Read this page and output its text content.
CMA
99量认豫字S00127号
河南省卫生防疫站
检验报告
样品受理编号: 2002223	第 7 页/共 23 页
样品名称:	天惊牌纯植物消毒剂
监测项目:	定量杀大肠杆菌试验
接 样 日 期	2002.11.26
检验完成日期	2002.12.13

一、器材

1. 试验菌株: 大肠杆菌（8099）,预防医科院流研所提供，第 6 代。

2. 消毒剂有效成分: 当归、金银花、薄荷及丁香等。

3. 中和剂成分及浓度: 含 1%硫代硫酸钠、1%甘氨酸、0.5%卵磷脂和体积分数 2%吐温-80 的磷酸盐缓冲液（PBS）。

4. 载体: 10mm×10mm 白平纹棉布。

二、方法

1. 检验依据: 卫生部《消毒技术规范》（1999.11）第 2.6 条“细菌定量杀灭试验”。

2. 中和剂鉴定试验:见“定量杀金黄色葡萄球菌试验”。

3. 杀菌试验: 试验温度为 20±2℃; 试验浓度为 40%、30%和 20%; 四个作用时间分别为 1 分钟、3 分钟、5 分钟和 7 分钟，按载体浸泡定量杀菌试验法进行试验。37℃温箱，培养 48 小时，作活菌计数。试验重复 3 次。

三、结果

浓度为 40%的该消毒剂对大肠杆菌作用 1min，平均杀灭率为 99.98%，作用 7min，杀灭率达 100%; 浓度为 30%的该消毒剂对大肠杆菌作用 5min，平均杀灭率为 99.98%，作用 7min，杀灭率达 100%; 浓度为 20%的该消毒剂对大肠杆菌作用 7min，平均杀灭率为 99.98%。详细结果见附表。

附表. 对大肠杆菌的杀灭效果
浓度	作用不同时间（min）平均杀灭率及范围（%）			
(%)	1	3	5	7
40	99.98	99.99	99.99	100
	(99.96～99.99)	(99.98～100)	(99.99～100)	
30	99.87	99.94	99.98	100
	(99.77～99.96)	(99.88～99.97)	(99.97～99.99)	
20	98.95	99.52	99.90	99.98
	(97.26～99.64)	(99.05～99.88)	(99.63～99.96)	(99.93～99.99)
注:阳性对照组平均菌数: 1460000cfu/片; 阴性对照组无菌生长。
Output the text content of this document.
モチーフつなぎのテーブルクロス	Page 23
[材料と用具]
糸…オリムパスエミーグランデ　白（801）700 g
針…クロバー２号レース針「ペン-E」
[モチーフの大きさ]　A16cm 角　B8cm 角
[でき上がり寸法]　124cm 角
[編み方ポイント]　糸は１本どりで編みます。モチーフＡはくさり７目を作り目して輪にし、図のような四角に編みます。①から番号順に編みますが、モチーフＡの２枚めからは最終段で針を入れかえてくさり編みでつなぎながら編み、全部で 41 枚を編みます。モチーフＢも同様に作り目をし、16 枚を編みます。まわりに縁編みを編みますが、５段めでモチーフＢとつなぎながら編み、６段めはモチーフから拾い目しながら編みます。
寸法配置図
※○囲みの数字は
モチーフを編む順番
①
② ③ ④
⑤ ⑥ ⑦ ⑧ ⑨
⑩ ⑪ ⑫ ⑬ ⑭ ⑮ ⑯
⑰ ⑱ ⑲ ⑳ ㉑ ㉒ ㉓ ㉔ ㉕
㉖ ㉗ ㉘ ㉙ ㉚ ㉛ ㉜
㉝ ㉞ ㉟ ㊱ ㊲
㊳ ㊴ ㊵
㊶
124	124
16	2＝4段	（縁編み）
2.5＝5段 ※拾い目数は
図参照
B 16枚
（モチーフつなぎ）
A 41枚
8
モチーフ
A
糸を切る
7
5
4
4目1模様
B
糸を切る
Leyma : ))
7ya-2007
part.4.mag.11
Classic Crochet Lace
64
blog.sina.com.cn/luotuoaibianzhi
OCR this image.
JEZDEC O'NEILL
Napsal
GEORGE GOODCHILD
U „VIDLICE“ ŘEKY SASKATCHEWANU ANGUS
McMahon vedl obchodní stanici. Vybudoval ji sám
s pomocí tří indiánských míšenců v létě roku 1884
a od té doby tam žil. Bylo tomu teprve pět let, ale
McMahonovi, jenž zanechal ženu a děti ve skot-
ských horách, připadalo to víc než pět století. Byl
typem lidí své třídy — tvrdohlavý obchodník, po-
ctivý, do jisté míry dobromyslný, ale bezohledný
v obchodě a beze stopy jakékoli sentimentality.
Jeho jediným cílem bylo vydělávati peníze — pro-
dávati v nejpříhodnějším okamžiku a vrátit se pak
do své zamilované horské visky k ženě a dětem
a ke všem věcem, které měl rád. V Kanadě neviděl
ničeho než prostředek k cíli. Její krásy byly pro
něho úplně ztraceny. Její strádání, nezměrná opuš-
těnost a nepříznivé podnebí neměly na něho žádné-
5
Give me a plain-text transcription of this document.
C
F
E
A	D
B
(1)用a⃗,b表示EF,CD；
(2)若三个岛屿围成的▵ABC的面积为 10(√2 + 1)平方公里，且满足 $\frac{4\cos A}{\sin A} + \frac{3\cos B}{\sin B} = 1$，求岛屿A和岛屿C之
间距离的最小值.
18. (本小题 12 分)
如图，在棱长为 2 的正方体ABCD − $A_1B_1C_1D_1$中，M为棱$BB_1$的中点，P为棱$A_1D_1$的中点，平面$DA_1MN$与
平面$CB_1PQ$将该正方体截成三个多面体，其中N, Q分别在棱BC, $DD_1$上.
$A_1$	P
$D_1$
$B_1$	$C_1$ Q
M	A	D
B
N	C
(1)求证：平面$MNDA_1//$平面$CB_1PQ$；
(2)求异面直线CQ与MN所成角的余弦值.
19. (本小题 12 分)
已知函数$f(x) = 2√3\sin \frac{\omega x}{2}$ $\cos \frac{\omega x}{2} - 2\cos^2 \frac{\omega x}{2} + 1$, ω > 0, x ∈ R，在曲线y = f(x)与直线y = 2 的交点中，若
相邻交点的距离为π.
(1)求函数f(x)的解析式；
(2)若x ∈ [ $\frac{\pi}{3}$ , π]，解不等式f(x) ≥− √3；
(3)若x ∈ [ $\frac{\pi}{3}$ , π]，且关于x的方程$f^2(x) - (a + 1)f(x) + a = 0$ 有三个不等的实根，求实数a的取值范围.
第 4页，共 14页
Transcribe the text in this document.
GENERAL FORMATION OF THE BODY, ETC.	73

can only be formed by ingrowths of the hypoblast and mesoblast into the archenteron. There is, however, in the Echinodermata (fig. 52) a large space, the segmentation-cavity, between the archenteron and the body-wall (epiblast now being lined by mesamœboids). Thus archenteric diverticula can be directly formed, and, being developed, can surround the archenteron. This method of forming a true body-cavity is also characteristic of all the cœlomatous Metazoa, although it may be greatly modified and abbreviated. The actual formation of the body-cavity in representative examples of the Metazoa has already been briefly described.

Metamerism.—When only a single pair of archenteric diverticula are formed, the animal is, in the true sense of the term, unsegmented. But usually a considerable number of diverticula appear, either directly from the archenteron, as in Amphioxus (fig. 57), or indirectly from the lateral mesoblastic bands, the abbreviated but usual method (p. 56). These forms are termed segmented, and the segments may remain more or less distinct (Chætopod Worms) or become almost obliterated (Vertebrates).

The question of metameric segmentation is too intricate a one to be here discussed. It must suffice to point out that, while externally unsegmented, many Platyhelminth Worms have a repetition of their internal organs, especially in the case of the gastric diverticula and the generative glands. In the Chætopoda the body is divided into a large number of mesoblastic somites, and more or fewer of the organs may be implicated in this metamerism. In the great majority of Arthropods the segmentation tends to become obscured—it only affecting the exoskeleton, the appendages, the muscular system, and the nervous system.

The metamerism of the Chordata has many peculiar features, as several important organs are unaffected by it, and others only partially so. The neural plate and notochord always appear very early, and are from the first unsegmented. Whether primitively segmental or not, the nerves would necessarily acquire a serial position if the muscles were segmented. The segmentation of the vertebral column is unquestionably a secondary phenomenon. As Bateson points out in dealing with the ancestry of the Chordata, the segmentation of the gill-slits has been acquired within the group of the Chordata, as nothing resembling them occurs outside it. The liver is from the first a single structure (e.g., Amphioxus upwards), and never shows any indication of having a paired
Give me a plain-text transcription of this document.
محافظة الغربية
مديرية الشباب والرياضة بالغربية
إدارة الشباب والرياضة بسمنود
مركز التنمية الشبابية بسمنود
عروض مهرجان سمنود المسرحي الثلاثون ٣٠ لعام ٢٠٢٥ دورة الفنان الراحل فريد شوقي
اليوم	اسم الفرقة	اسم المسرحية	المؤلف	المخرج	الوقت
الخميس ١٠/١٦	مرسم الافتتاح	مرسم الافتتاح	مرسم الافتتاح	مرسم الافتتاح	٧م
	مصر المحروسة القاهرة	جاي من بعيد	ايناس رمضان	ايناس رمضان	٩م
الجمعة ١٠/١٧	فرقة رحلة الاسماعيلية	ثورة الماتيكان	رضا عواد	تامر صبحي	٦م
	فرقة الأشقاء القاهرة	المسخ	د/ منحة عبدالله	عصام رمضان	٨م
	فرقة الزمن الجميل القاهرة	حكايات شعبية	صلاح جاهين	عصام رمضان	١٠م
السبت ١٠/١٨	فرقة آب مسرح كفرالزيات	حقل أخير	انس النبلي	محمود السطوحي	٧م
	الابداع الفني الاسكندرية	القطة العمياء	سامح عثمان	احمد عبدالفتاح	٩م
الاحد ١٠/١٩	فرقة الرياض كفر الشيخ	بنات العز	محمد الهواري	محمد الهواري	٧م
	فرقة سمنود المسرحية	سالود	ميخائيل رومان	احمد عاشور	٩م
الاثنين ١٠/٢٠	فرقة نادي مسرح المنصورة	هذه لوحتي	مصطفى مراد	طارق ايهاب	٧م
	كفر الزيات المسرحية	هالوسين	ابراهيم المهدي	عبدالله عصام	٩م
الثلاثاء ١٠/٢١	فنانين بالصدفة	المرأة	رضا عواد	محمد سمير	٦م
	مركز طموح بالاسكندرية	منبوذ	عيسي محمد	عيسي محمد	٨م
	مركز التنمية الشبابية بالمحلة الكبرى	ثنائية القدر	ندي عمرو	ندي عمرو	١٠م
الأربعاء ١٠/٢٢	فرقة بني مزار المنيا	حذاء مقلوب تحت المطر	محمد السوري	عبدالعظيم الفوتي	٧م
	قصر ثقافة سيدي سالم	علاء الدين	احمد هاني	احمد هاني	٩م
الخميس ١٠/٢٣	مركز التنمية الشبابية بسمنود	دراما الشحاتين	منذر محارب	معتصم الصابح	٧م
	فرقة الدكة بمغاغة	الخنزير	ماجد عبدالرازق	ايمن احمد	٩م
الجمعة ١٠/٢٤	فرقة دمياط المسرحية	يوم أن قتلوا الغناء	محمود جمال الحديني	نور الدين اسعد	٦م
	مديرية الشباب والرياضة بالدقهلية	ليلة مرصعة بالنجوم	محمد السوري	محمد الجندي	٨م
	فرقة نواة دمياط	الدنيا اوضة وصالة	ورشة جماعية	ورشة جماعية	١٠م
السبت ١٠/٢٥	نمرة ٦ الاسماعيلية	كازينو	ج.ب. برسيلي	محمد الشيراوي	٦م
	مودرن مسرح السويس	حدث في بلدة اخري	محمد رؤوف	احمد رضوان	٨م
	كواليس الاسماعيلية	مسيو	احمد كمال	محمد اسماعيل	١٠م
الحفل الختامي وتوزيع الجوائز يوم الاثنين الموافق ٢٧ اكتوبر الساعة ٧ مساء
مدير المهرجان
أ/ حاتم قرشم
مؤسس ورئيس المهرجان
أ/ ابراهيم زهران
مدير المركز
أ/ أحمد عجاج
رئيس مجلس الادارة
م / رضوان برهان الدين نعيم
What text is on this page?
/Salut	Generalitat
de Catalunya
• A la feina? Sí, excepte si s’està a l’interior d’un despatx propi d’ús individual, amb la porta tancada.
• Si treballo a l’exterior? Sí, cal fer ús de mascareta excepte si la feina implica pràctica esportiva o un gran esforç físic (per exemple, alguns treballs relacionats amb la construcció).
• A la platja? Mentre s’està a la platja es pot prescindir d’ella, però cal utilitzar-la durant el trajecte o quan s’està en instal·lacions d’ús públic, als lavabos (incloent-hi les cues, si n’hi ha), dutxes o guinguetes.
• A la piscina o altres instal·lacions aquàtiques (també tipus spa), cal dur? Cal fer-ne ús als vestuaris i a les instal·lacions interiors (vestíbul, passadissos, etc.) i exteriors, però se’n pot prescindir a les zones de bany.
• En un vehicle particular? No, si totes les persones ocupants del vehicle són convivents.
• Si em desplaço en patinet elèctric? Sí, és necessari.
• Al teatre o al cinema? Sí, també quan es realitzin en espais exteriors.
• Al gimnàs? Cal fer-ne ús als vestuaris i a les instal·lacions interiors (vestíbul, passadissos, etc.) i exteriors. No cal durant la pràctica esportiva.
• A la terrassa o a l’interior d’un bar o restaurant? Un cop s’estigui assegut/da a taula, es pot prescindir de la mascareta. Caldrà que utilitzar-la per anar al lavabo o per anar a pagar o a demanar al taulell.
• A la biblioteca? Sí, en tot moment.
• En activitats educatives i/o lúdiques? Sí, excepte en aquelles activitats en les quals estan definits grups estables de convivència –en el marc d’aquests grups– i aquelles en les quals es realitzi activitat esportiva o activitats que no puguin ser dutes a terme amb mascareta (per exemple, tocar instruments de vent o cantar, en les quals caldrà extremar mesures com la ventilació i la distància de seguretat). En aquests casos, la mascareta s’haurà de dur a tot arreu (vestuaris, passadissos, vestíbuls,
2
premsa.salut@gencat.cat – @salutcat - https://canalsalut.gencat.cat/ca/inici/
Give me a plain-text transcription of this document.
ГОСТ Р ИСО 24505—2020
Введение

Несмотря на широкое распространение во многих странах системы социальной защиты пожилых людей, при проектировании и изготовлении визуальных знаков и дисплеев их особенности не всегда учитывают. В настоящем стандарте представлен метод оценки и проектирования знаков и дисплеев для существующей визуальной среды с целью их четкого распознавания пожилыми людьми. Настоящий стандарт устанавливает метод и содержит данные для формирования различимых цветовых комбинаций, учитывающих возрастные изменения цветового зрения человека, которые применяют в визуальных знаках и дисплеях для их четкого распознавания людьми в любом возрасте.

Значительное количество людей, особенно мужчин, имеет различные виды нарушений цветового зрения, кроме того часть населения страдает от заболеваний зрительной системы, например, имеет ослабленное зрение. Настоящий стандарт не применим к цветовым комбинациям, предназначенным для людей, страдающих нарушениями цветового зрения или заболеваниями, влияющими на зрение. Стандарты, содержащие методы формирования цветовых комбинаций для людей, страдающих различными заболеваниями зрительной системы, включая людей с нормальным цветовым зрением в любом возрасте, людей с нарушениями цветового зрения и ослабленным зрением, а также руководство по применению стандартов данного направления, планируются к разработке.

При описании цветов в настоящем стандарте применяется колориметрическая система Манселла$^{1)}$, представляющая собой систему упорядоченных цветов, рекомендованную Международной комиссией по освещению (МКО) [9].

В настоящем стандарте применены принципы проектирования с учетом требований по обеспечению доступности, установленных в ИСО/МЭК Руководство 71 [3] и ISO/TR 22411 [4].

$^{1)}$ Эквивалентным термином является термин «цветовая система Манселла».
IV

****************************************

-- OBJECTIVE --
In the entries above, find each line with the word "система" and show it.

-- REPLY --
При описании цветов в настоящем стандарте применяется колориметрическая система Манселла$^{1)}$, представляющая собой систему упорядоченных цветов, рекомендованную Международной комиссией по освещению (МКО) [9].
$^{1)}$ Эквивалентным термином является термин «цветовая система Манселла».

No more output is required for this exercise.